=== SHORT TASK ===
Output the data below in full, byte for byte. Nothing may differ.

=== EXTRACTED ENTRIES ===
--- start ---

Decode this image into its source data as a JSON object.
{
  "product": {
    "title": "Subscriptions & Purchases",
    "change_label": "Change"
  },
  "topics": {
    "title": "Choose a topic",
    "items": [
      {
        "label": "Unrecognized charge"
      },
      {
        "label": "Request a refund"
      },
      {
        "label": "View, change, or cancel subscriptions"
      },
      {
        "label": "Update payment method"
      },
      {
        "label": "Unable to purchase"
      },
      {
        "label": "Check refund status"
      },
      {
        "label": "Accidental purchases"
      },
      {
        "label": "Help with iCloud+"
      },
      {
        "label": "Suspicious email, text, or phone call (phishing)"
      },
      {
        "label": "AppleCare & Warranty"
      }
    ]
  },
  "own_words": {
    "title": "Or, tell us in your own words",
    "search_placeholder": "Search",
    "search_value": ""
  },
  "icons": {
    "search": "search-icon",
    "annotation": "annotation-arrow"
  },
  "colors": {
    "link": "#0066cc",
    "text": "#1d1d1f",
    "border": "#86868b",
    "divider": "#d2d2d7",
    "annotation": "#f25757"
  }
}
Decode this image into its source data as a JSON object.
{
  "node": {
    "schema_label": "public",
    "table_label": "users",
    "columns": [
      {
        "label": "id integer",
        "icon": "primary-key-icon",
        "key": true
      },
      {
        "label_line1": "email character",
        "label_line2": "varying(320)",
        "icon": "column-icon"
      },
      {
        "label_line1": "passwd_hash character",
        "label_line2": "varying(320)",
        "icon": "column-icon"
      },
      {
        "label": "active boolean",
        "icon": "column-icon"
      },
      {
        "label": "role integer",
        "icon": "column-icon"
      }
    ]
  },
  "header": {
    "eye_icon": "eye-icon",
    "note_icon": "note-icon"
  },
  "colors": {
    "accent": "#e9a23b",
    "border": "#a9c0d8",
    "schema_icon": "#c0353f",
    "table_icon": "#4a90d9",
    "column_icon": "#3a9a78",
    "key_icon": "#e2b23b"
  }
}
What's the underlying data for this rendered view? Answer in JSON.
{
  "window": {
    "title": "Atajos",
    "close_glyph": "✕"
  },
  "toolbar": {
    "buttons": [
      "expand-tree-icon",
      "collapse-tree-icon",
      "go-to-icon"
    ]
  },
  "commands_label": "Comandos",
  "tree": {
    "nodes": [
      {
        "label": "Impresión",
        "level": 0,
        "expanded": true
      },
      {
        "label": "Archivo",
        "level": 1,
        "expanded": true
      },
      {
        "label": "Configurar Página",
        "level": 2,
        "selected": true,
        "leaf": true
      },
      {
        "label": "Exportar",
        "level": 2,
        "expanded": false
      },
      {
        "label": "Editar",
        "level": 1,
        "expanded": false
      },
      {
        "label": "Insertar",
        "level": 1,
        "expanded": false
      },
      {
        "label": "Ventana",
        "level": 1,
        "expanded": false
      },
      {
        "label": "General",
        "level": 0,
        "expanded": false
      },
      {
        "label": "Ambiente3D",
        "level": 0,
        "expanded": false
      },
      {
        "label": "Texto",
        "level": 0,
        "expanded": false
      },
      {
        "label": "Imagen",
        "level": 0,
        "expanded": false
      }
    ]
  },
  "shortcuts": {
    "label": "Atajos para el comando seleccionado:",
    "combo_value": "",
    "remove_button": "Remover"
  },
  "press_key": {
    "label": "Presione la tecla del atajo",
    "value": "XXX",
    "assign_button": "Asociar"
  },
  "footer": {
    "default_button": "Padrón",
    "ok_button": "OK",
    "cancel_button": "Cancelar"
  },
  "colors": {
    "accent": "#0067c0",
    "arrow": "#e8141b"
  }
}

--- end ---

=== COMPLETED EXERCISE ===
Decode this image into its source data as a JSON object.
{
  "product": {
    "title": "Subscriptions & Purchases",
    "change_label": "Change"
  },
  "topics": {
    "title": "Choose a topic",
    "items": [
      {
        "label": "Unrecognized charge"
      },
      {
        "label": "Request a refund"
      },
      {
        "label": "View, change, or cancel subscriptions"
      },
      {
        "label": "Update payment method"
      },
      {
        "label": "Unable to purchase"
      },
      {
        "label": "Check refund status"
      },
      {
        "label": "Accidental purchases"
      },
      {
        "label": "Help with iCloud+"
      },
      {
        "label": "Suspicious email, text, or phone call (phishing)"
      },
      {
        "label": "AppleCare & Warranty"
      }
    ]
  },
  "own_words": {
    "title": "Or, tell us in your own words",
    "search_placeholder": "Search",
    "search_value": ""
  },
  "icons": {
    "search": "search-icon",
    "annotation": "annotation-arrow"
  },
  "colors": {
    "link": "#0066cc",
    "text": "#1d1d1f",
    "border": "#86868b",
    "divider": "#d2d2d7",
    "annotation": "#f25757"
  }
}
Decode this image into its source data as a JSON object.
{
  "node": {
    "schema_label": "public",
    "table_label": "users",
    "columns": [
      {
        "label": "id integer",
        "icon": "primary-key-icon",
        "key": true
      },
      {
        "label_line1": "email character",
        "label_line2": "varying(320)",
        "icon": "column-icon"
      },
      {
        "label_line1": "passwd_hash character",
        "label_line2": "varying(320)",
        "icon": "column-icon"
      },
      {
        "label": "active boolean",
        "icon": "column-icon"
      },
      {
        "label": "role integer",
        "icon": "column-icon"
      }
    ]
  },
  "header": {
    "eye_icon": "eye-icon",
    "note_icon": "note-icon"
  },
  "colors": {
    "accent": "#e9a23b",
    "border": "#a9c0d8",
    "schema_icon": "#c0353f",
    "table_icon": "#4a90d9",
    "column_icon": "#3a9a78",
    "key_icon": "#e2b23b"
  }
}
What's the underlying data for this rendered view? Answer in JSON.
{
  "window": {
    "title": "Atajos",
    "close_glyph": "✕"
  },
  "toolbar": {
    "buttons": [
      "expand-tree-icon",
      "collapse-tree-icon",
      "go-to-icon"
    ]
  },
  "commands_label": "Comandos",
  "tree": {
    "nodes": [
      {
        "label": "Impresión",
        "level": 0,
        "expanded": true
      },
      {
        "label": "Archivo",
        "level": 1,
        "expanded": true
      },
      {
        "label": "Configurar Página",
        "level": 2,
        "selected": true,
        "leaf": true
      },
      {
        "label": "Exportar",
        "level": 2,
        "expanded": false
      },
      {
        "label": "Editar",
        "level": 1,
        "expanded": false
      },
      {
        "label": "Insertar",
        "level": 1,
        "expanded": false
      },
      {
        "label": "Ventana",
        "level": 1,
        "expanded": false
      },
      {
        "label": "General",
        "level": 0,
        "expanded": false
      },
      {
        "label": "Ambiente3D",
        "level": 0,
        "expanded": false
      },
      {
        "label": "Texto",
        "level": 0,
        "expanded": false
      },
      {
        "label": "Imagen",
        "level": 0,
        "expanded": false
      }
    ]
  },
  "shortcuts": {
    "label": "Atajos para el comando seleccionado:",
    "combo_value": "",
    "remove_button": "Remover"
  },
  "press_key": {
    "label": "Presione la tecla del atajo",
    "value": "XXX",
    "assign_button": "Asociar"
  },
  "footer": {
    "default_button": "Padrón",
    "ok_button": "OK",
    "cancel_button": "Cancelar"
  },
  "colors": {
    "accent": "#0067c0",
    "arrow": "#e8141b"
  }
}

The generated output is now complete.